◆ Extracted material
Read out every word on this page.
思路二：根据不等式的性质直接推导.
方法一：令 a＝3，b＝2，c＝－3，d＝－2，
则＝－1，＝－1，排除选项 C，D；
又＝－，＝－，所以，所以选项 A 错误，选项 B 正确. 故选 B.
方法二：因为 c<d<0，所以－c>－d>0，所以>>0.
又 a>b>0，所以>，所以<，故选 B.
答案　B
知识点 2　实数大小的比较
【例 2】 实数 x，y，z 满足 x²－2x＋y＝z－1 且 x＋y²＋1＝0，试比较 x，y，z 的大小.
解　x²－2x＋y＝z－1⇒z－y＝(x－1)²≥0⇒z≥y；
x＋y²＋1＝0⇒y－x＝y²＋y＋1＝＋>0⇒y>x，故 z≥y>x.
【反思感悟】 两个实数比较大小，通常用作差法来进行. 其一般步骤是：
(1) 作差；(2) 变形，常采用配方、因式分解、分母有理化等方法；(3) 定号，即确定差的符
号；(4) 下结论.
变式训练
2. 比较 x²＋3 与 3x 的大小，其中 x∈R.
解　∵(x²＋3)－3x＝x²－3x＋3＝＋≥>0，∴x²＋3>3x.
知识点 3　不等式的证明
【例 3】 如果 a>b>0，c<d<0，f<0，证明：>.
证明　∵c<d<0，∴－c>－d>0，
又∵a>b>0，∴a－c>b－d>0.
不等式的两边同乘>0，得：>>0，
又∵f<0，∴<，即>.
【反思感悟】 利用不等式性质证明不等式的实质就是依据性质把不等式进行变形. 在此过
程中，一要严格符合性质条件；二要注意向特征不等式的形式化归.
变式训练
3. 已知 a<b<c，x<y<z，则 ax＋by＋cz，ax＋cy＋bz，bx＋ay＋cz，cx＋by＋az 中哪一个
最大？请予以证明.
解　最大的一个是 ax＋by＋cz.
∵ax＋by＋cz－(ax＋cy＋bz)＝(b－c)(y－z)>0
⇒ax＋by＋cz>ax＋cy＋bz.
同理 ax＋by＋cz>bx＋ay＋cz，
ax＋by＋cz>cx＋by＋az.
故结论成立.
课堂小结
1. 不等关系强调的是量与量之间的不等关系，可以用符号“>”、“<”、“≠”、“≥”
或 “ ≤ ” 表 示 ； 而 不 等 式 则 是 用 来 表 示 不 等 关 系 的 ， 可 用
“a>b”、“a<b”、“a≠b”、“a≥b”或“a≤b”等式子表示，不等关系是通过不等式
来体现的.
* * *
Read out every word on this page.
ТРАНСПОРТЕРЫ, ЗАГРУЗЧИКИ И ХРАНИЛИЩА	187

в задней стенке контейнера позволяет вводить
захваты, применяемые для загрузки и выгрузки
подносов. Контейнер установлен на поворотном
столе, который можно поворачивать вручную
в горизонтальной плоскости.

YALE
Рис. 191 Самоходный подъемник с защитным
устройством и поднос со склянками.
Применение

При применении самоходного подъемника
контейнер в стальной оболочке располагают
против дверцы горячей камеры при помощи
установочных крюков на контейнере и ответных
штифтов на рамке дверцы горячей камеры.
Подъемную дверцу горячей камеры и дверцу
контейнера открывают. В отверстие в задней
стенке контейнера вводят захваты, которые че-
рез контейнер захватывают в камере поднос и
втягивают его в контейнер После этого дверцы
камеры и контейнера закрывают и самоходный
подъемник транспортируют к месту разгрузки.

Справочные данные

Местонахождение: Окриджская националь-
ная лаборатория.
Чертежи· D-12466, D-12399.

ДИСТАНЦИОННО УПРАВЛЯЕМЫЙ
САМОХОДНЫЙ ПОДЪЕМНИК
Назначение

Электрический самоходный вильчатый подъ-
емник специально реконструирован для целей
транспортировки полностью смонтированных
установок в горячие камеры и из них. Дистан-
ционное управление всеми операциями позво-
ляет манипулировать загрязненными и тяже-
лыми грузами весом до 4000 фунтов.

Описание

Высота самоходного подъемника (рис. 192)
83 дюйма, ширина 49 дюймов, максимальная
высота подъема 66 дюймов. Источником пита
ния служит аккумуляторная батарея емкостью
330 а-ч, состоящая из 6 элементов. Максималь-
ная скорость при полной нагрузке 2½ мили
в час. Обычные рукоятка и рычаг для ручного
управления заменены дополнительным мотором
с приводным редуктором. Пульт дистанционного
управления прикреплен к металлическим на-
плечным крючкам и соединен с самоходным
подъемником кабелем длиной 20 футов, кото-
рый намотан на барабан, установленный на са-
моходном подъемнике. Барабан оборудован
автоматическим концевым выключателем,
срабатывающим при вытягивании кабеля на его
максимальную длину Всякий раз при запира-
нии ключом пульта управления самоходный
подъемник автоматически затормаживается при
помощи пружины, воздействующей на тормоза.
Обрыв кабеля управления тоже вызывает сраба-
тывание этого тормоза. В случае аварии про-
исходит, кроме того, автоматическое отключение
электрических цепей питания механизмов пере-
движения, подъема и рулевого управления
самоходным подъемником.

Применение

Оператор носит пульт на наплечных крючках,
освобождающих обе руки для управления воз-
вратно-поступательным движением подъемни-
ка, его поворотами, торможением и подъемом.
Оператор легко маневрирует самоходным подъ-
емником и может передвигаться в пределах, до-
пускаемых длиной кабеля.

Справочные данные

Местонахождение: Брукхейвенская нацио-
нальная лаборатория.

◆ Problem requirements
Using the listing, collect all lines in which the string "помощи" is found.

◆ In response
против дверцы горячей камеры при помощи
помощи пружины, воздействующей на тормоза.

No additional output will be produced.